Print the entries below in their entirety, exactly as they are written.

--- begin DATA LISTING ---

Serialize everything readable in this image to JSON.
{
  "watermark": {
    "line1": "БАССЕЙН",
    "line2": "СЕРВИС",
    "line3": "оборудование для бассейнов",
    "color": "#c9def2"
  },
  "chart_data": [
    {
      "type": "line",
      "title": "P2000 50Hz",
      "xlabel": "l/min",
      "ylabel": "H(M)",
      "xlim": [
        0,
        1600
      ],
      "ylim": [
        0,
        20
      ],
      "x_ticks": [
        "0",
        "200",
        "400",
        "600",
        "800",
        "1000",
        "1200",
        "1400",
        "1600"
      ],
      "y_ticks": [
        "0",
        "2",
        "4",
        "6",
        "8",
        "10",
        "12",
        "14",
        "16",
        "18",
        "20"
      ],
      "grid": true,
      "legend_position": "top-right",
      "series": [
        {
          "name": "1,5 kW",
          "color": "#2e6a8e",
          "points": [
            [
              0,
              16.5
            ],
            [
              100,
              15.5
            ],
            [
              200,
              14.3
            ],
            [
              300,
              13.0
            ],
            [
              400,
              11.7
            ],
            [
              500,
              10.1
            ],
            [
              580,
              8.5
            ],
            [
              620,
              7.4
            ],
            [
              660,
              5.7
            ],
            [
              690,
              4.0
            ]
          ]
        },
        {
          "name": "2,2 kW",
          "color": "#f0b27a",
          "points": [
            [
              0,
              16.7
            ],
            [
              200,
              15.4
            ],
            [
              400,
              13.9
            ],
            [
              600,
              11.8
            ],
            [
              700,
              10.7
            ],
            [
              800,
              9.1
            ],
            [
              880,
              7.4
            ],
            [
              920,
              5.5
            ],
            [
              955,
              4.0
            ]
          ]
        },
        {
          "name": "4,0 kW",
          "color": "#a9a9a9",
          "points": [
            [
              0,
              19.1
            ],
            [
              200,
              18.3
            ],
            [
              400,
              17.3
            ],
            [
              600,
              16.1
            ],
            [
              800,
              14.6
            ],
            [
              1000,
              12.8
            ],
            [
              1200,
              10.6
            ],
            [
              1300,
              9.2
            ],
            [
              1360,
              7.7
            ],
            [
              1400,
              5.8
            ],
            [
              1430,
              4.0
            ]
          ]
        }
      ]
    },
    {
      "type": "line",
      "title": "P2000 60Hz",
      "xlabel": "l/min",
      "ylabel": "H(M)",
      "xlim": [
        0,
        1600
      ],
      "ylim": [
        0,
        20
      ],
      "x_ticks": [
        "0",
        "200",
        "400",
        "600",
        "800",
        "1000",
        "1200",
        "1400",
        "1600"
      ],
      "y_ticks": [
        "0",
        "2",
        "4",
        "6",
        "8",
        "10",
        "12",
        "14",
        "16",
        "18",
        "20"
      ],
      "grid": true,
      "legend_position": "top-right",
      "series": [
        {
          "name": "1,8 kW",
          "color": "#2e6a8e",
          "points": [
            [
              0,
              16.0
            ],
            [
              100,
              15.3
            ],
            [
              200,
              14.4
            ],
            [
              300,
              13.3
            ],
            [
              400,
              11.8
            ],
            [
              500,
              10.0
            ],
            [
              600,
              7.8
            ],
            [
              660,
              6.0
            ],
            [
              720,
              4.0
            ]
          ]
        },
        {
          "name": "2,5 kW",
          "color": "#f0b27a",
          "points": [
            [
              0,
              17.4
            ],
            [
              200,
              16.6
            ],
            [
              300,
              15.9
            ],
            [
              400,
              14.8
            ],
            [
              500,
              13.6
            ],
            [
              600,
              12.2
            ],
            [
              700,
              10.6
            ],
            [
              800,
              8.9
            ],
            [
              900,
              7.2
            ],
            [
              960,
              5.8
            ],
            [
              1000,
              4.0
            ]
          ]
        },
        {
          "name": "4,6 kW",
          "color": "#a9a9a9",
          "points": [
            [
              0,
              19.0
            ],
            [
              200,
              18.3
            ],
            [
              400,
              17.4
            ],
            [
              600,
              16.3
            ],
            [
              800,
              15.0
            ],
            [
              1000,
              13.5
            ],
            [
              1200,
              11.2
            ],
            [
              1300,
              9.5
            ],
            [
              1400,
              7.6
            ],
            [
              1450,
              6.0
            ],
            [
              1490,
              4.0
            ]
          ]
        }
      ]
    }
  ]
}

--- end DATA LISTING ---

→ CORRECT OUTPUT
Serialize everything readable in this image to JSON.
{
  "watermark": {
    "line1": "БАССЕЙН",
    "line2": "СЕРВИС",
    "line3": "оборудование для бассейнов",
    "color": "#c9def2"
  },
  "chart_data": [
    {
      "type": "line",
      "title": "P2000 50Hz",
      "xlabel": "l/min",
      "ylabel": "H(M)",
      "xlim": [
        0,
        1600
      ],
      "ylim": [
        0,
        20
      ],
      "x_ticks": [
        "0",
        "200",
        "400",
        "600",
        "800",
        "1000",
        "1200",
        "1400",
        "1600"
      ],
      "y_ticks": [
        "0",
        "2",
        "4",
        "6",
        "8",
        "10",
        "12",
        "14",
        "16",
        "18",
        "20"
      ],
      "grid": true,
      "legend_position": "top-right",
      "series": [
        {
          "name": "1,5 kW",
          "color": "#2e6a8e",
          "points": [
            [
              0,
              16.5
            ],
            [
              100,
              15.5
            ],
            [
              200,
              14.3
            ],
            [
              300,
              13.0
            ],
            [
              400,
              11.7
            ],
            [
              500,
              10.1
            ],
            [
              580,
              8.5
            ],
            [
              620,
              7.4
            ],
            [
              660,
              5.7
            ],
            [
              690,
              4.0
            ]
          ]
        },
        {
          "name": "2,2 kW",
          "color": "#f0b27a",
          "points": [
            [
              0,
              16.7
            ],
            [
              200,
              15.4
            ],
            [
              400,
              13.9
            ],
            [
              600,
              11.8
            ],
            [
              700,
              10.7
            ],
            [
              800,
              9.1
            ],
            [
              880,
              7.4
            ],
            [
              920,
              5.5
            ],
            [
              955,
              4.0
            ]
          ]
        },
        {
          "name": "4,0 kW",
          "color": "#a9a9a9",
          "points": [
            [
              0,
              19.1
            ],
            [
              200,
              18.3
            ],
            [
              400,
              17.3
            ],
            [
              600,
              16.1
            ],
            [
              800,
              14.6
            ],
            [
              1000,
              12.8
            ],
            [
              1200,
              10.6
            ],
            [
              1300,
              9.2
            ],
            [
              1360,
              7.7
            ],
            [
              1400,
              5.8
            ],
            [
              1430,
              4.0
            ]
          ]
        }
      ]
    },
    {
      "type": "line",
      "title": "P2000 60Hz",
      "xlabel": "l/min",
      "ylabel": "H(M)",
      "xlim": [
        0,
        1600
      ],
      "ylim": [
        0,
        20
      ],
      "x_ticks": [
        "0",
        "200",
        "400",
        "600",
        "800",
        "1000",
        "1200",
        "1400",
        "1600"
      ],
      "y_ticks": [
        "0",
        "2",
        "4",
        "6",
        "8",
        "10",
        "12",
        "14",
        "16",
        "18",
        "20"
      ],
      "grid": true,
      "legend_position": "top-right",
      "series": [
        {
          "name": "1,8 kW",
          "color": "#2e6a8e",
          "points": [
            [
              0,
              16.0
            ],
            [
              100,
              15.3
            ],
            [
              200,
              14.4
            ],
            [
              300,
              13.3
            ],
            [
              400,
              11.8
            ],
            [
              500,
              10.0
            ],
            [
              600,
              7.8
            ],
            [
              660,
              6.0
            ],
            [
              720,
              4.0
            ]
          ]
        },
        {
          "name": "2,5 kW",
          "color": "#f0b27a",
          "points": [
            [
              0,
              17.4
            ],
            [
              200,
              16.6
            ],
            [
              300,
              15.9
            ],
            [
              400,
              14.8
            ],
            [
              500,
              13.6
            ],
            [
              600,
              12.2
            ],
            [
              700,
              10.6
            ],
            [
              800,
              8.9
            ],
            [
              900,
              7.2
            ],
            [
              960,
              5.8
            ],
            [
              1000,
              4.0
            ]
          ]
        },
        {
          "name": "4,6 kW",
          "color": "#a9a9a9",
          "points": [
            [
              0,
              19.0
            ],
            [
              200,
              18.3
            ],
            [
              400,
              17.4
            ],
            [
              600,
              16.3
            ],
            [
              800,
              15.0
            ],
            [
              1000,
              13.5
            ],
            [
              1200,
              11.2
            ],
            [
              1300,
              9.5
            ],
            [
              1400,
              7.6
            ],
            [
              1450,
              6.0
            ],
            [
              1490,
              4.0
            ]
          ]
        }
      ]
    }
  ]
}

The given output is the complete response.